Find every line with the word "transports" and report how many there are, without any other text.

Items from a figure collection
■ ■ ■ ■ ■ ■ ■

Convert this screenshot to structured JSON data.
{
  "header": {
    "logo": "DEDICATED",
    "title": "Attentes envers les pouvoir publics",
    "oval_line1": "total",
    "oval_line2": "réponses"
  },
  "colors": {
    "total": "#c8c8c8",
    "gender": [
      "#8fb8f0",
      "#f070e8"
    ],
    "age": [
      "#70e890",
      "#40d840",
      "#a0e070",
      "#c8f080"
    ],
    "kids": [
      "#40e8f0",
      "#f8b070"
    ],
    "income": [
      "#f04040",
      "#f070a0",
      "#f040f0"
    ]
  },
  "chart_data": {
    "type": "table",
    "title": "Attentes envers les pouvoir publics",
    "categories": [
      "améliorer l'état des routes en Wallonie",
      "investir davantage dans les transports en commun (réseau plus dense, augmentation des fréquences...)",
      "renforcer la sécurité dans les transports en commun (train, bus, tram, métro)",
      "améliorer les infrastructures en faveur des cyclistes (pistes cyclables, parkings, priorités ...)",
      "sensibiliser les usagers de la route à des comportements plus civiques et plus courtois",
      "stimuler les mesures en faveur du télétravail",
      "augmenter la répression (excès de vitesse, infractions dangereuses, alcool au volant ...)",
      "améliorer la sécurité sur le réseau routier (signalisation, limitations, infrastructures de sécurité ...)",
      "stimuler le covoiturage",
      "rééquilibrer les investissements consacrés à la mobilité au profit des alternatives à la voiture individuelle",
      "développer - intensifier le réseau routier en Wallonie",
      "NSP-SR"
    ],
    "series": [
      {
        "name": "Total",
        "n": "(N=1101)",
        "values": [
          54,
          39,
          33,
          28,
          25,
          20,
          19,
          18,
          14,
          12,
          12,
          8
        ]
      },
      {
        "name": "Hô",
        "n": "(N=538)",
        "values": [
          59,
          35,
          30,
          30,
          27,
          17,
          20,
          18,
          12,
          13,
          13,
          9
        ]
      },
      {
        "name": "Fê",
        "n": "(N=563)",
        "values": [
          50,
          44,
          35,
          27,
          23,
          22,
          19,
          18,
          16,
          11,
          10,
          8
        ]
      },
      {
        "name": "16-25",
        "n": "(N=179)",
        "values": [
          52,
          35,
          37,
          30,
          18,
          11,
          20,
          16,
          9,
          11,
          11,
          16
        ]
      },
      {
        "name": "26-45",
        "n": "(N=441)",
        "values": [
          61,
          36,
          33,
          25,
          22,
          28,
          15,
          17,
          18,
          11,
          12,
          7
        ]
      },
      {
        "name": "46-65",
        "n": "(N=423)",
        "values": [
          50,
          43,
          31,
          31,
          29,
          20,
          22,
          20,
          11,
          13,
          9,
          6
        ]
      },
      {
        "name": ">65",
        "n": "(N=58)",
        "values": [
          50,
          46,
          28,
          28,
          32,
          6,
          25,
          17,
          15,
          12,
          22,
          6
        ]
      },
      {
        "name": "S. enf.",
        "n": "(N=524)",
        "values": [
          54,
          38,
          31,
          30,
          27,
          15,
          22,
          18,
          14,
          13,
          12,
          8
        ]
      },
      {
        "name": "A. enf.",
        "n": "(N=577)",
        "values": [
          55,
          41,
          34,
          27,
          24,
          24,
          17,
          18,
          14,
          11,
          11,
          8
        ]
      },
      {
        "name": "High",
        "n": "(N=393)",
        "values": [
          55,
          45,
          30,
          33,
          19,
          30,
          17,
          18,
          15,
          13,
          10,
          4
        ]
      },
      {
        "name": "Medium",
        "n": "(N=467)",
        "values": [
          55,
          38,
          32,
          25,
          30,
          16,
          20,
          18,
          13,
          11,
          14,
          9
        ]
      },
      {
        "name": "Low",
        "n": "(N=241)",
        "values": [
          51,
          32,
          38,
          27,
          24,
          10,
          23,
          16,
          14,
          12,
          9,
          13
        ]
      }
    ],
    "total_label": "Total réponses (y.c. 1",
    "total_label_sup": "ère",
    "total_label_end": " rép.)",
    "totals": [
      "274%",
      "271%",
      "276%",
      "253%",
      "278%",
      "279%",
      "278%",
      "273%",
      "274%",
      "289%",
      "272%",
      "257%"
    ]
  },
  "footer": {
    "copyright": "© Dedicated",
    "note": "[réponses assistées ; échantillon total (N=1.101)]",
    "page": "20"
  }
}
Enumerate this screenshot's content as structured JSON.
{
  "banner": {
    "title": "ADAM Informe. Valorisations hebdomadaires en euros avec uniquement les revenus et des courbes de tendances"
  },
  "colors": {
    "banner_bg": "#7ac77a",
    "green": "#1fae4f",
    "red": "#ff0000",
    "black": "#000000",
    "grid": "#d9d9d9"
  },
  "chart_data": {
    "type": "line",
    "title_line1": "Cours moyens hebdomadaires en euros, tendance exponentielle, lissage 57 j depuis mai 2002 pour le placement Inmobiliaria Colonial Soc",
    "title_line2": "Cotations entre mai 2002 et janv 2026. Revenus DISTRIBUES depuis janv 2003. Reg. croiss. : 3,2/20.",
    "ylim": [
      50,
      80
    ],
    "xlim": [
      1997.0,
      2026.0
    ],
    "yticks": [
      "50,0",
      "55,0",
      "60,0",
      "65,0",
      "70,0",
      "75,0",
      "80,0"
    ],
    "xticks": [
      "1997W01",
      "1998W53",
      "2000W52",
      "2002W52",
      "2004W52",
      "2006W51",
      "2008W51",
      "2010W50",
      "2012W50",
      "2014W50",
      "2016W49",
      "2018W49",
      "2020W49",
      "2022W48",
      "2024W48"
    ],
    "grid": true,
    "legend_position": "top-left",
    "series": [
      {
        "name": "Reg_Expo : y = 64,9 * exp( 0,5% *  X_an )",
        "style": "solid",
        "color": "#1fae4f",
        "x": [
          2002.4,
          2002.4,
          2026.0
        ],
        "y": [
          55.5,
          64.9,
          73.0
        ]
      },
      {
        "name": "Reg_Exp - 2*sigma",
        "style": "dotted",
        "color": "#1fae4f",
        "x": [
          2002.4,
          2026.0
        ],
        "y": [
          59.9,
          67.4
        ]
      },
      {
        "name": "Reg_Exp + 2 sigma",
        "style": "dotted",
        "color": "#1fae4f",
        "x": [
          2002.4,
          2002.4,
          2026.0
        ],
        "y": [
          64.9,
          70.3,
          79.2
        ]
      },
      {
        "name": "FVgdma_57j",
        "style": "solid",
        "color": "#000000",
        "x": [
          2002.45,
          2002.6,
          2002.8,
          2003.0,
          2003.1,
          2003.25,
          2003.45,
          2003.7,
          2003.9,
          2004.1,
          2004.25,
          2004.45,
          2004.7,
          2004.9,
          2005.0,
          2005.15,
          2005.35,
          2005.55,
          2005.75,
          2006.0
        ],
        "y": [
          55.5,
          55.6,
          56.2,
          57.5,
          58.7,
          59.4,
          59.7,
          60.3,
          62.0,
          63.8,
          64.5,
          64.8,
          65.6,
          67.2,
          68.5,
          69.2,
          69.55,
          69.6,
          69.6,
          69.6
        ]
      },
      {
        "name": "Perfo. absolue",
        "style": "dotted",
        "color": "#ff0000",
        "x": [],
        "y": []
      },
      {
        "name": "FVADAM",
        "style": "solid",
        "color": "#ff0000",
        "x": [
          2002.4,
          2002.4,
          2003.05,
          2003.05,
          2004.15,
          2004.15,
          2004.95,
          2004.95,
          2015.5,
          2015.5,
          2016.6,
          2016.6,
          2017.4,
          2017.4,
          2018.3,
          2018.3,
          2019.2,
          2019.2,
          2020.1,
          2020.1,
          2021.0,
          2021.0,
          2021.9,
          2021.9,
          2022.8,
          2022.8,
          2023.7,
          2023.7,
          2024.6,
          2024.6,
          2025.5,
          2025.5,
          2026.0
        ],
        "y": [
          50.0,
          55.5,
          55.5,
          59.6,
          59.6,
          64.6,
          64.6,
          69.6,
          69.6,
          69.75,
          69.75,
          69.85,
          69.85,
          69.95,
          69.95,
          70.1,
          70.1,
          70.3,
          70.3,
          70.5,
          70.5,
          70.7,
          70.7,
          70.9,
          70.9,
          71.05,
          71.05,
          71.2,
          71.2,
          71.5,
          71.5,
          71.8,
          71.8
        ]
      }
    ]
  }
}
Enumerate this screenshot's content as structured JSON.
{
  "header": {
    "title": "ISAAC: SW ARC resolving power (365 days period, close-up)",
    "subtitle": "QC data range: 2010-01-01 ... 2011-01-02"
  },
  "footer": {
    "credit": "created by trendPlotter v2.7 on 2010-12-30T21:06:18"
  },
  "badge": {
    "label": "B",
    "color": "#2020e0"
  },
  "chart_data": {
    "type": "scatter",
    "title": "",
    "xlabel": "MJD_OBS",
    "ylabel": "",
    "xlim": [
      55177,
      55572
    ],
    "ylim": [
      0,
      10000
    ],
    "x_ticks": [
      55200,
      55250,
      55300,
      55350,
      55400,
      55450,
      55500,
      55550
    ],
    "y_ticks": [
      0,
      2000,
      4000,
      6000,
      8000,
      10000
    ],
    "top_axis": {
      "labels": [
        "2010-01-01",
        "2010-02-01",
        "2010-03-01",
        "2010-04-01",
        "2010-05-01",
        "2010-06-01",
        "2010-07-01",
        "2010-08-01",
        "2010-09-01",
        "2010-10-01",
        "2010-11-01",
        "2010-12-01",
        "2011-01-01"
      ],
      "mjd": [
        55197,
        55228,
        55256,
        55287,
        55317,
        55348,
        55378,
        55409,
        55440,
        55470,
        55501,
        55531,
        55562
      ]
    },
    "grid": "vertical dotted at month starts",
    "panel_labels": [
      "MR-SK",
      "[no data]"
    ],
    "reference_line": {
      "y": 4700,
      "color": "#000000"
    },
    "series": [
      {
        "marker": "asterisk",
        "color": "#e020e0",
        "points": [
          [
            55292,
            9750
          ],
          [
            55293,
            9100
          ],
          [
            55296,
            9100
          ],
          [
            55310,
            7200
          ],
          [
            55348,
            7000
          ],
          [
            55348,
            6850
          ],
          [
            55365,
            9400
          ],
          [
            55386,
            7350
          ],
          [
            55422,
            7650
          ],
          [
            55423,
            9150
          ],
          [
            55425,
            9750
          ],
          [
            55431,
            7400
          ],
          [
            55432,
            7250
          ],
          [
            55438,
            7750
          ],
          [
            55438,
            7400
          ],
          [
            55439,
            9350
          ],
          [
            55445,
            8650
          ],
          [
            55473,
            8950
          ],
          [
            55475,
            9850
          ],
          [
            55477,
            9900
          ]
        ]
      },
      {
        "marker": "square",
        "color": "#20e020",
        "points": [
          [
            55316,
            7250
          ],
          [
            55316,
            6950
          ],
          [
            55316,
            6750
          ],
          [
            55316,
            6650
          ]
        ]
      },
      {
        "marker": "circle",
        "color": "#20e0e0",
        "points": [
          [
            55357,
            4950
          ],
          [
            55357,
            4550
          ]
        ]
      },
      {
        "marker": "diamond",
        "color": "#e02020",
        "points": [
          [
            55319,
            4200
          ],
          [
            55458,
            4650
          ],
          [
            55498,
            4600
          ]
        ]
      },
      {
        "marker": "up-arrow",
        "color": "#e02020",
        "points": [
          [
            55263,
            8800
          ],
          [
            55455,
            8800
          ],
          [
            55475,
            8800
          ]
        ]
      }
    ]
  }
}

■ ■ ■ ■ ■ ■ ■

* [Exercise answer]
2